__Task to complete__: Write the records out again exactly, leaving no images in.

Entries from a visual dataset:
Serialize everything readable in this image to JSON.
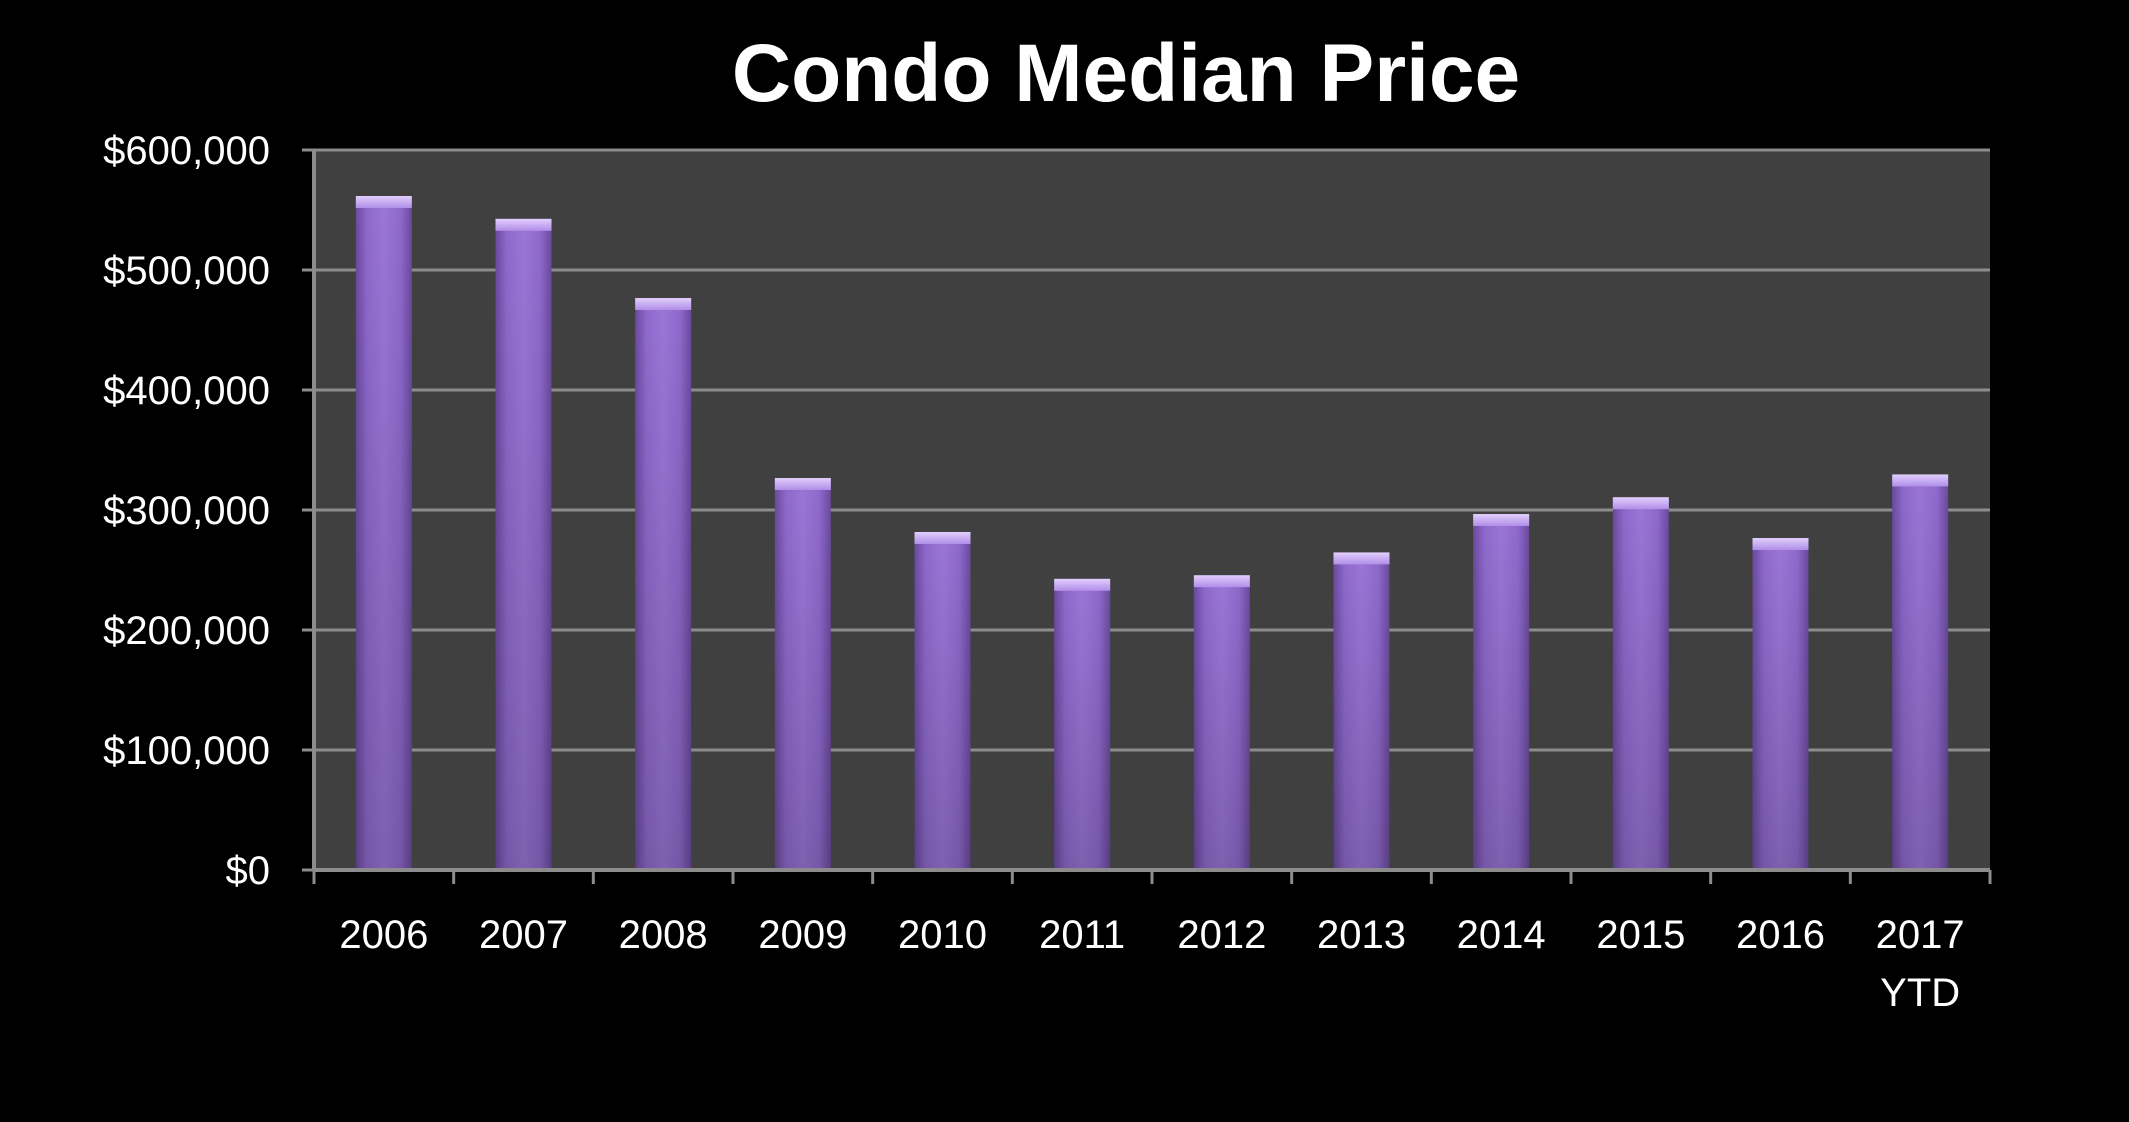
{
  "chart_data": {
    "type": "bar",
    "title": "Condo Median Price",
    "xlabel": "",
    "ylabel": "",
    "categories": [
      "2006",
      "2007",
      "2008",
      "2009",
      "2010",
      "2011",
      "2012",
      "2013",
      "2014",
      "2015",
      "2016",
      "2017\nYTD"
    ],
    "values": [
      560000,
      541000,
      475000,
      325000,
      280000,
      241000,
      244000,
      263000,
      295000,
      309000,
      275000,
      328000
    ],
    "ylim": [
      0,
      600000
    ],
    "yticks": [
      "$0",
      "$100,000",
      "$200,000",
      "$300,000",
      "$400,000",
      "$500,000",
      "$600,000"
    ],
    "grid": true,
    "legend": "none",
    "colors": {
      "background": "#000000",
      "plot_area": "#404040",
      "bar": "#8a63c6",
      "bar_top": "#c6a6f3",
      "gridline": "#8c8c8c",
      "text": "#ffffff"
    }
  }
}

__Result__:
Serialize everything readable in this image to JSON.
{
  "chart_data": {
    "type": "bar",
    "title": "Condo Median Price",
    "xlabel": "",
    "ylabel": "",
    "categories": [
      "2006",
      "2007",
      "2008",
      "2009",
      "2010",
      "2011",
      "2012",
      "2013",
      "2014",
      "2015",
      "2016",
      "2017\nYTD"
    ],
    "values": [
      560000,
      541000,
      475000,
      325000,
      280000,
      241000,
      244000,
      263000,
      295000,
      309000,
      275000,
      328000
    ],
    "ylim": [
      0,
      600000
    ],
    "yticks": [
      "$0",
      "$100,000",
      "$200,000",
      "$300,000",
      "$400,000",
      "$500,000",
      "$600,000"
    ],
    "grid": true,
    "legend": "none",
    "colors": {
      "background": "#000000",
      "plot_area": "#404040",
      "bar": "#8a63c6",
      "bar_top": "#c6a6f3",
      "gridline": "#8c8c8c",
      "text": "#ffffff"
    }
  }
}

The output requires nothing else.